◆ Written problem
Could you copy every line from the material below in which "mother" appears?

◆ Dataset items
=-=-=
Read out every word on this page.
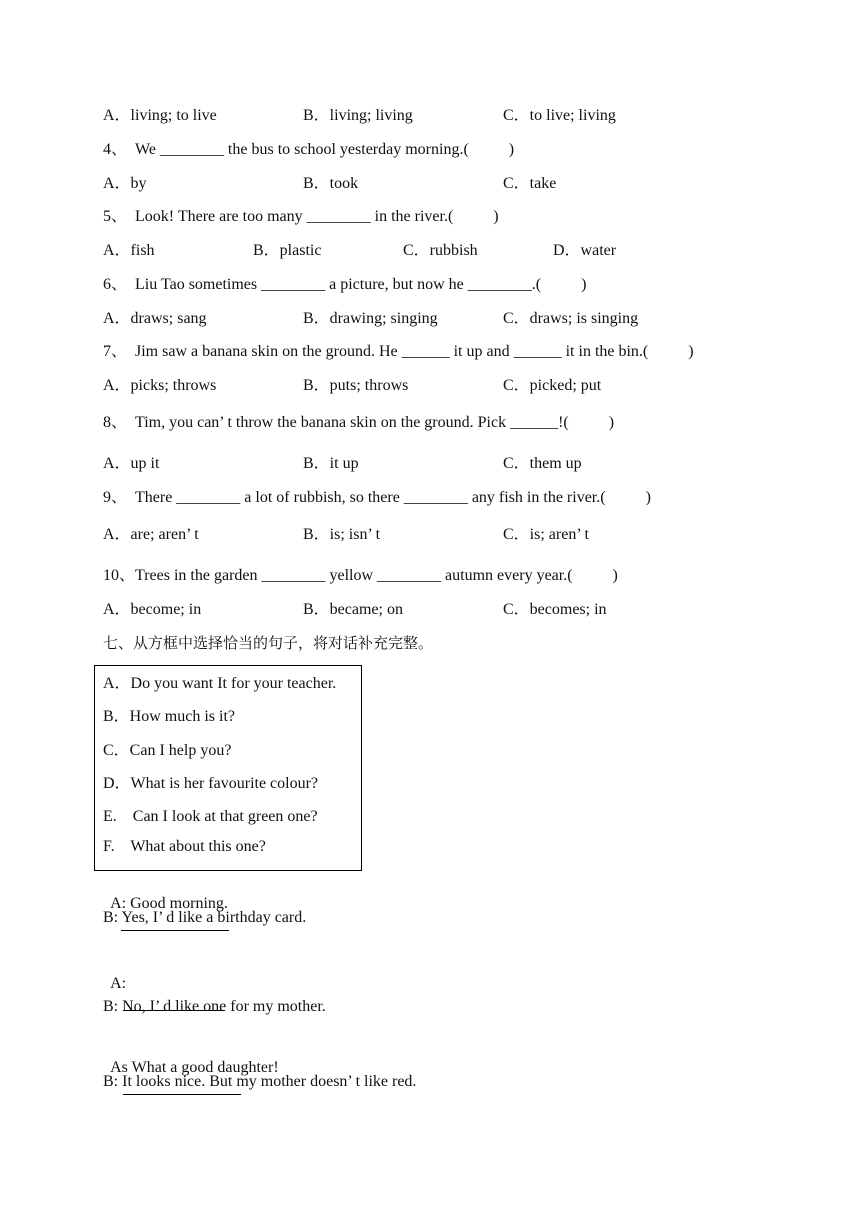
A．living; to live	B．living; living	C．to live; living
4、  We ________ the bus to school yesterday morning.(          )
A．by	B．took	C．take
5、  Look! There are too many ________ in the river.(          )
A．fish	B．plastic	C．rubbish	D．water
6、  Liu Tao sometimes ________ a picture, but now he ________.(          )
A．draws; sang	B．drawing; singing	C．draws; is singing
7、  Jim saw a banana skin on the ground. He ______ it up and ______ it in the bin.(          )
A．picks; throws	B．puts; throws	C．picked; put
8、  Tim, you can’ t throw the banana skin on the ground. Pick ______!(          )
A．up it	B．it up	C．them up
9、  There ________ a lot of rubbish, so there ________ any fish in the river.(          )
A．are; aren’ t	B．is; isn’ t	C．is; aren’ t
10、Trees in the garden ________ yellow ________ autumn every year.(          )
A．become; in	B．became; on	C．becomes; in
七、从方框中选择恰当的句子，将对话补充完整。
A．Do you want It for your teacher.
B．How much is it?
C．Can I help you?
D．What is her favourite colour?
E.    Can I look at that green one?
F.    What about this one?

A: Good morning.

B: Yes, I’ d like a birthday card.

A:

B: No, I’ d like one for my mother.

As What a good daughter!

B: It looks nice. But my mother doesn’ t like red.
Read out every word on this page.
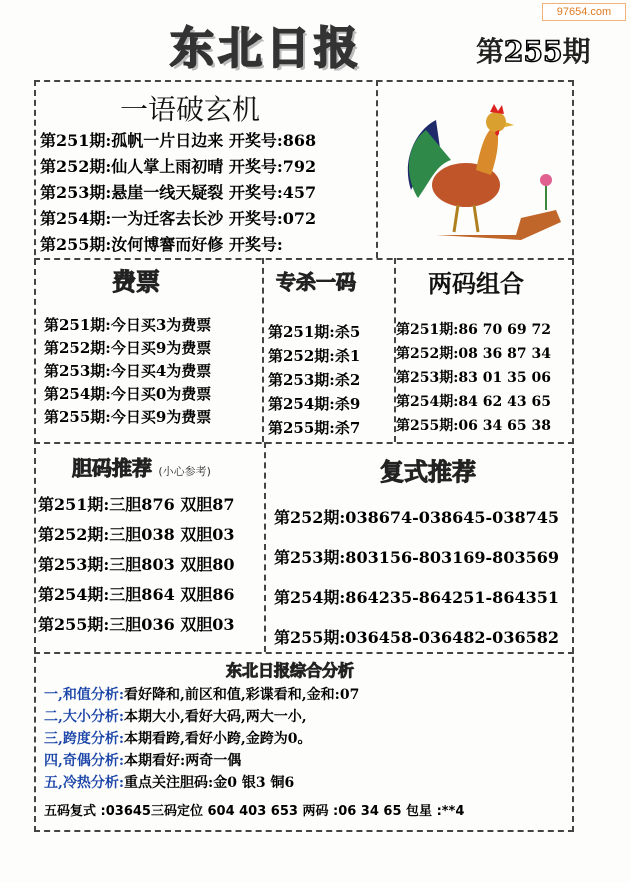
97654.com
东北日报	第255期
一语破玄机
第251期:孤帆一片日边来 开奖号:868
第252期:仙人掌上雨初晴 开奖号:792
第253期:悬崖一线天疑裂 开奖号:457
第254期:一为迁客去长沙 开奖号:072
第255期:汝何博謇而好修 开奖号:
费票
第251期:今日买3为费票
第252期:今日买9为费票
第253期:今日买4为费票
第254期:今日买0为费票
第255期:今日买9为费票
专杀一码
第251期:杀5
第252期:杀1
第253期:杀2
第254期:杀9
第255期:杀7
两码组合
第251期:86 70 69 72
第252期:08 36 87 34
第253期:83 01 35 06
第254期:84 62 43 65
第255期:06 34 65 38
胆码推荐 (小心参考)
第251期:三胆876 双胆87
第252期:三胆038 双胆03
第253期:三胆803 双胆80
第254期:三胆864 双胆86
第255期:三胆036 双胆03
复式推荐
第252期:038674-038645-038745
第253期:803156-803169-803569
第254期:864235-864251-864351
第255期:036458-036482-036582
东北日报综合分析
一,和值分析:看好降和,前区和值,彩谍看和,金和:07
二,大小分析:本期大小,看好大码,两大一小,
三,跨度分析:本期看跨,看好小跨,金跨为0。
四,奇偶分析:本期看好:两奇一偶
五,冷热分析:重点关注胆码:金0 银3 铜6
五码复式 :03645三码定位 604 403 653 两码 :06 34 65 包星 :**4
=-=-=
◆ Correct result
B: No, I’ d like one for my mother.
B: It looks nice. But my mother doesn’ t like red.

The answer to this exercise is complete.